- [BRIEF]: For this task, extract exactly the lines of the data below, from the line containing "What does this" through the last one, with pictures left out.
+ + + + +
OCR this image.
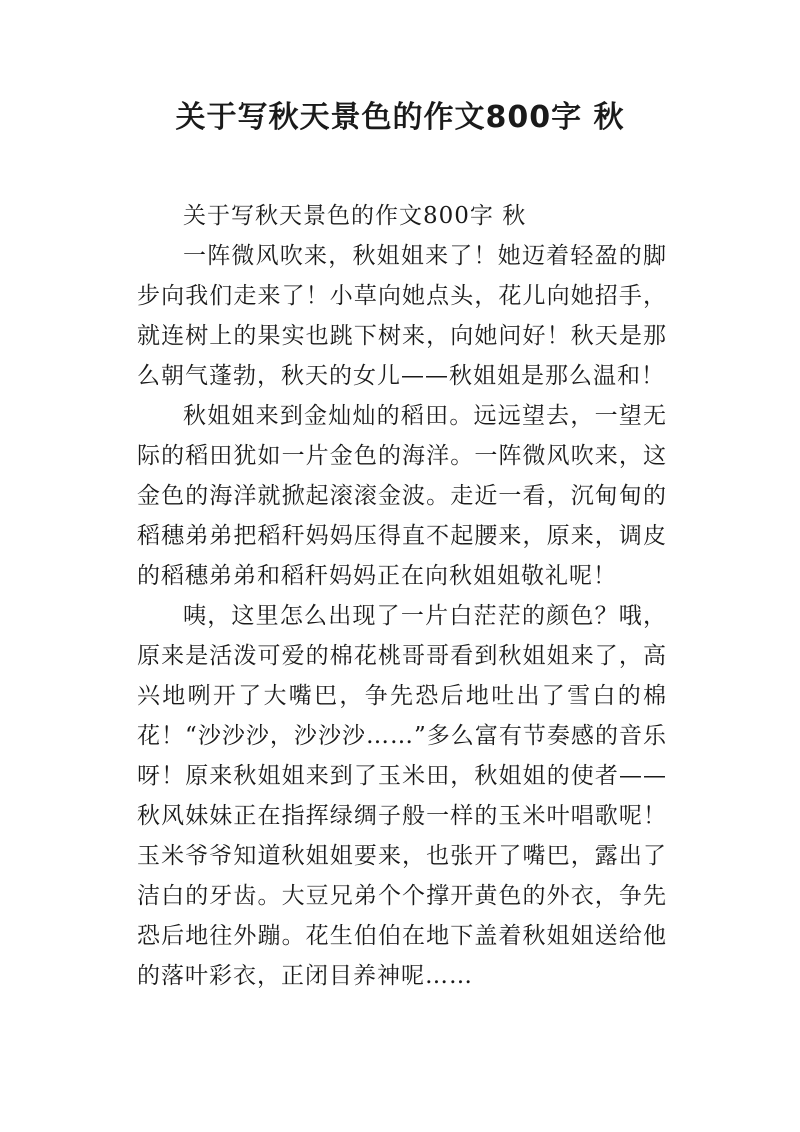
关于写秋天景色的作文800字 秋

关于写秋天景色的作文800字 秋

一阵微风吹来，秋姐姐来了！她迈着轻盈的脚步向我们走来了！小草向她点头，花儿向她招手，就连树上的果实也跳下树来，向她问好！秋天是那么朝气蓬勃，秋天的女儿——秋姐姐是那么温和！

秋姐姐来到金灿灿的稻田。远远望去，一望无际的稻田犹如一片金色的海洋。一阵微风吹来，这金色的海洋就掀起滚滚金波。走近一看，沉甸甸的稻穗弟弟把稻秆妈妈压得直不起腰来，原来，调皮的稻穗弟弟和稻秆妈妈正在向秋姐姐敬礼呢！

咦，这里怎么出现了一片白茫茫的颜色？哦，原来是活泼可爱的棉花桃哥哥看到秋姐姐来了，高兴地咧开了大嘴巴，争先恐后地吐出了雪白的棉花！“沙沙沙，沙沙沙……”多么富有节奏感的音乐呀！原来秋姐姐来到了玉米田，秋姐姐的使者——秋风妹妹正在指挥绿绸子般一样的玉米叶唱歌呢！玉米爷爷知道秋姐姐要来，也张开了嘴巴，露出了洁白的牙齿。大豆兄弟个个撑开黄色的外衣，争先恐后地往外蹦。花生伯伯在地下盖着秋姐姐送给他的落叶彩衣，正闭目养神呢……
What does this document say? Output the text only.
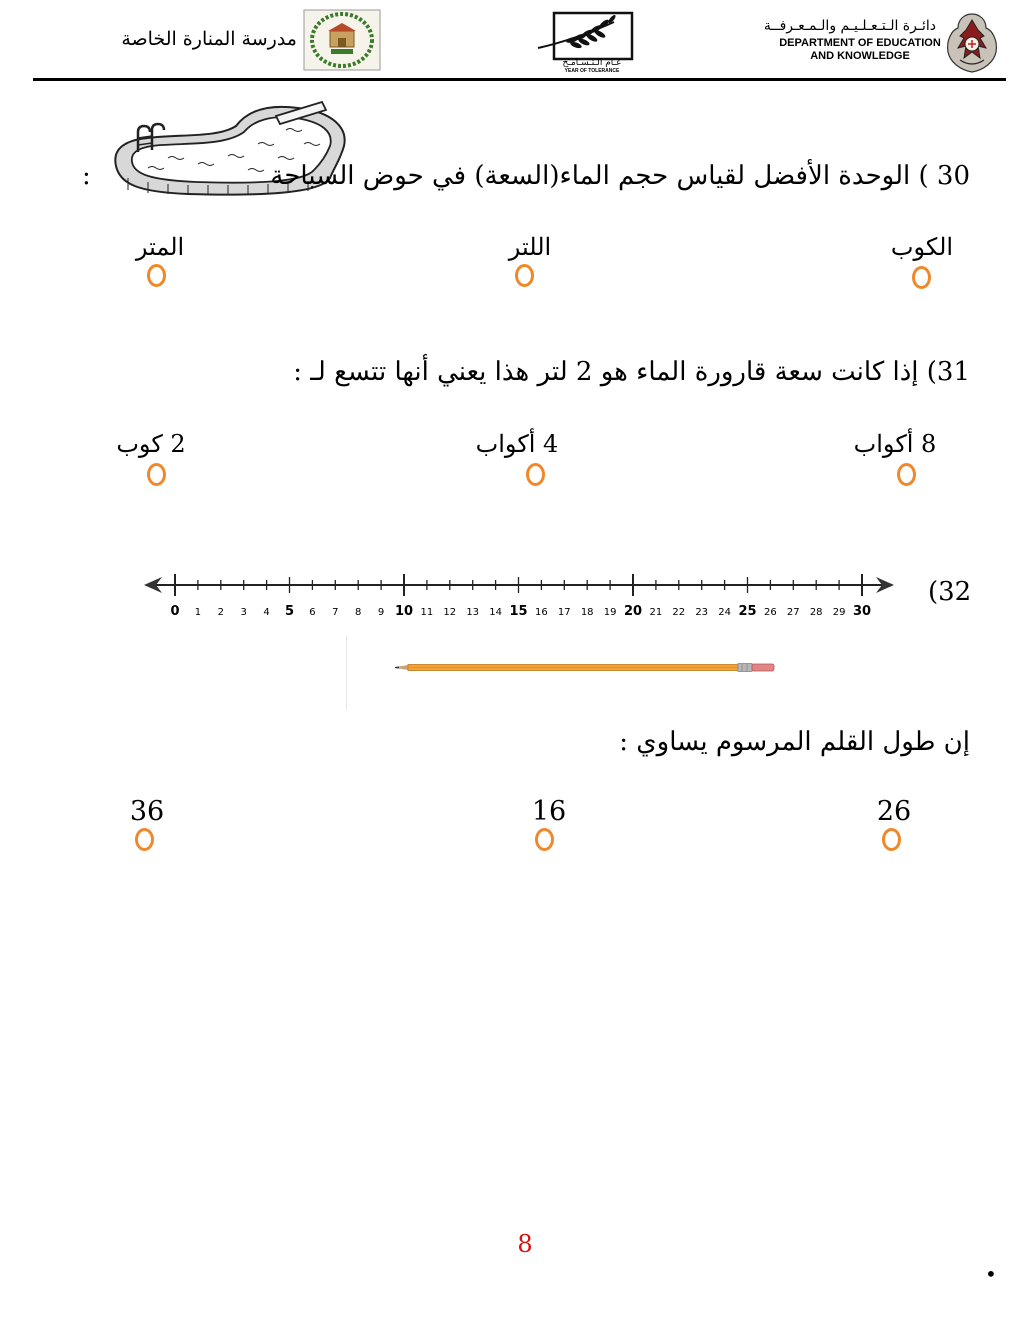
دائـرة الـتـعـلـيـم والـمـعـرفــة
DEPARTMENT OF EDUCATION
AND KNOWLEDGE
عـام الـتـسـامـح
YEAR OF TOLERANCE
مدرسة المنارة الخاصة
30 ) الوحدة الأفضل لقياس حجم الماء(السعة) في حوض السباحة
:
الكوب
اللتر
المتر
31) إذا كانت سعة قارورة الماء هو 2 لتر هذا يعني أنها تتسع لـ :
8 أكواب
4 أكواب
2 كوب
(32
0	1	2	3	4	5	6	7	8	9 10 11	12	13	14 15 16	17	18	19 20 21	22	23	24 25 26	27	28	29 30
إن طول القلم المرسوم يساوي :
26
16
36
8
•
+ + + + +
- [OUTPUT]:
What does this document say? Output the text only.
دائـرة الـتـعـلـيـم والـمـعـرفــة
DEPARTMENT OF EDUCATION
AND KNOWLEDGE
عـام الـتـسـامـح
YEAR OF TOLERANCE
مدرسة المنارة الخاصة
30 ) الوحدة الأفضل لقياس حجم الماء(السعة) في حوض السباحة
:
الكوب
اللتر
المتر
31) إذا كانت سعة قارورة الماء هو 2 لتر هذا يعني أنها تتسع لـ :
8 أكواب
4 أكواب
2 كوب
(32
0	1	2	3	4	5	6	7	8	9 10 11	12	13	14 15 16	17	18	19 20 21	22	23	24 25 26	27	28	29 30
إن طول القلم المرسوم يساوي :
26
16
36
8
•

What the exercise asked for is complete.